- What you need to do: Reproduce the listing below without changes, except that pictures are left out.

- Stored rows:
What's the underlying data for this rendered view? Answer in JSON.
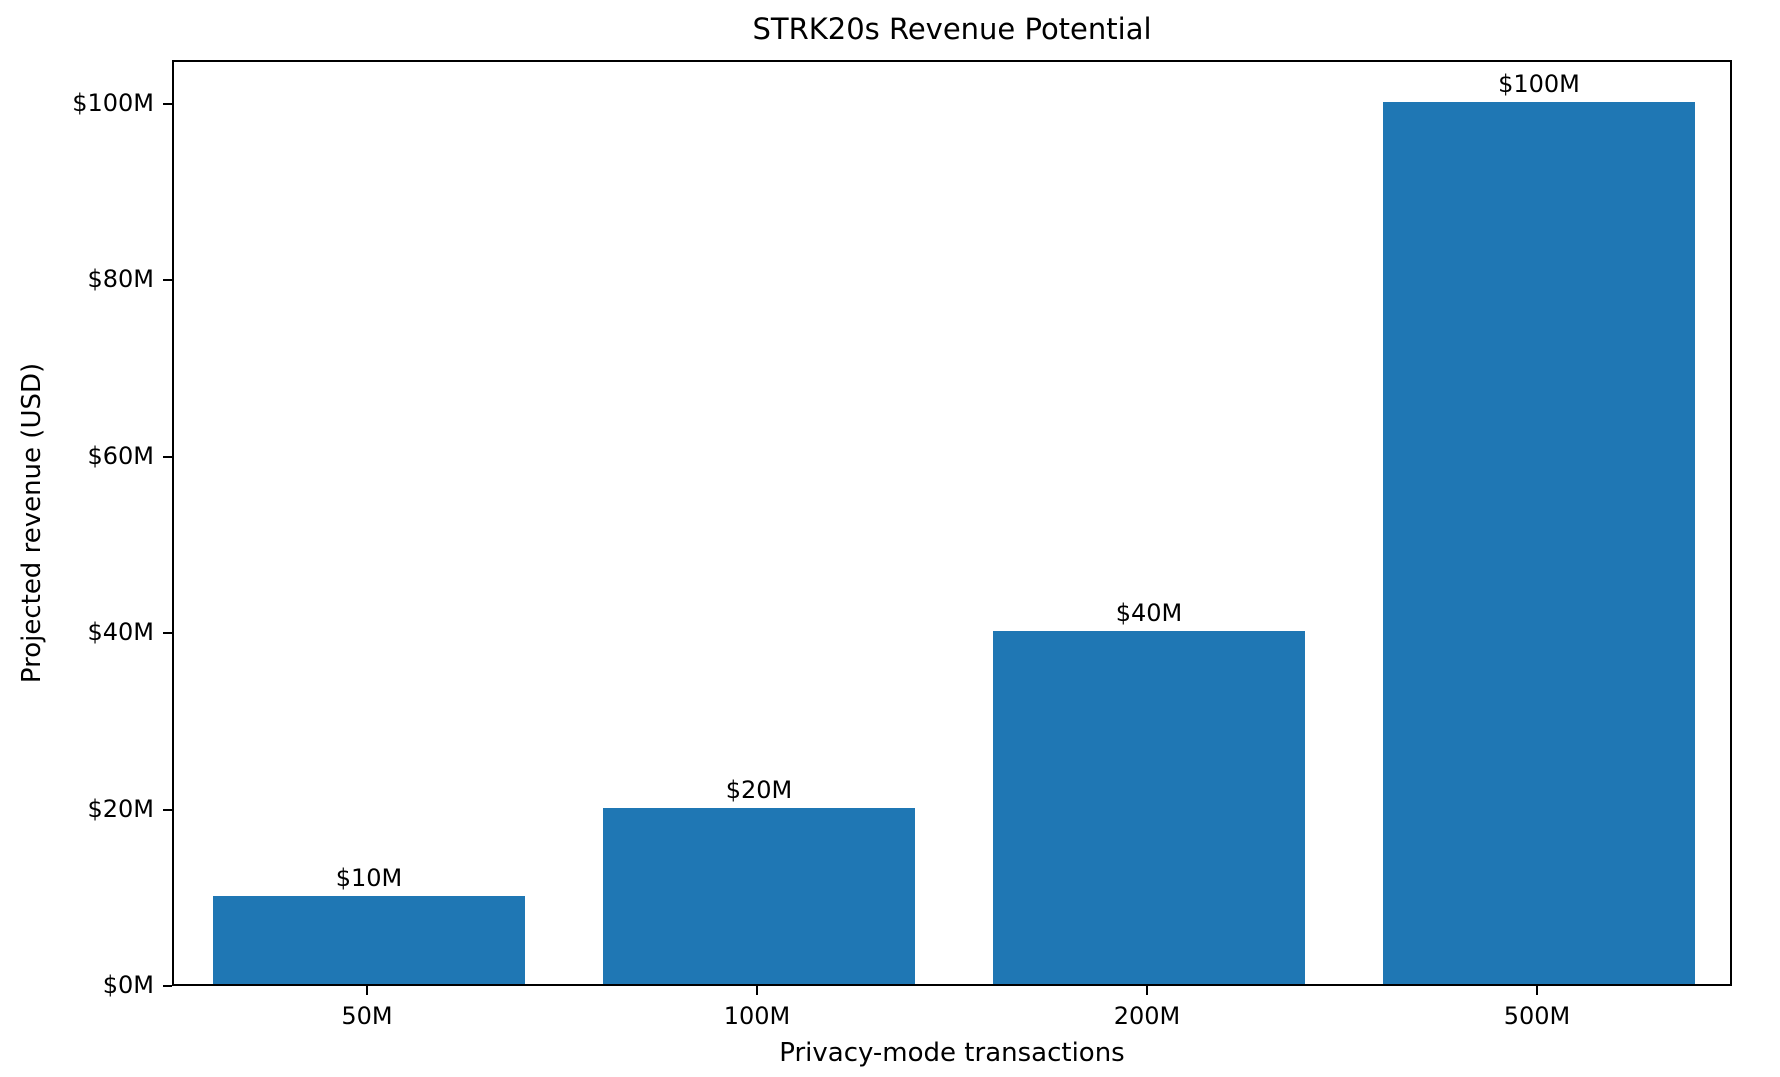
{
  "chart_data": {
    "type": "bar",
    "title": "STRK20s Revenue Potential",
    "xlabel": "Privacy-mode transactions",
    "ylabel": "Projected revenue (USD)",
    "categories": [
      "50M",
      "100M",
      "200M",
      "500M"
    ],
    "values": [
      10,
      20,
      40,
      100
    ],
    "value_labels": [
      "$10M",
      "$20M",
      "$40M",
      "$100M"
    ],
    "y_ticks": [
      0,
      20,
      40,
      60,
      80,
      100
    ],
    "y_tick_labels": [
      "$0M",
      "$20M",
      "$40M",
      "$60M",
      "$80M",
      "$100M"
    ],
    "ylim": [
      0,
      105
    ],
    "bar_width_fraction": 0.8,
    "bar_color": "#1f77b4",
    "grid": false,
    "legend_position": "none"
  }
}
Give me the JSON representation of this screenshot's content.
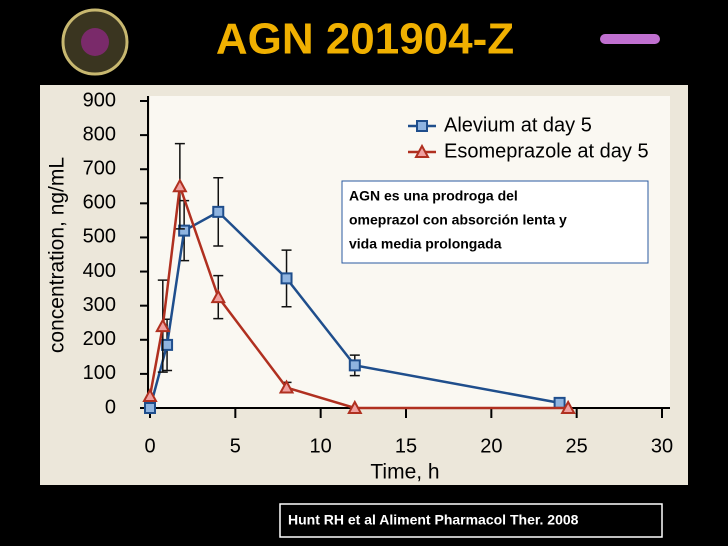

- Solution:
What's the underlying data for this rendered view? Answer in JSON.
{
  "chart_data": {
    "type": "bar",
    "title": "STRK20s Revenue Potential",
    "xlabel": "Privacy-mode transactions",
    "ylabel": "Projected revenue (USD)",
    "categories": [
      "50M",
      "100M",
      "200M",
      "500M"
    ],
    "values": [
      10,
      20,
      40,
      100
    ],
    "value_labels": [
      "$10M",
      "$20M",
      "$40M",
      "$100M"
    ],
    "y_ticks": [
      0,
      20,
      40,
      60,
      80,
      100
    ],
    "y_tick_labels": [
      "$0M",
      "$20M",
      "$40M",
      "$60M",
      "$80M",
      "$100M"
    ],
    "ylim": [
      0,
      105
    ],
    "bar_width_fraction": 0.8,
    "bar_color": "#1f77b4",
    "grid": false,
    "legend_position": "none"
  }
}
Give me the JSON representation of this screenshot's content.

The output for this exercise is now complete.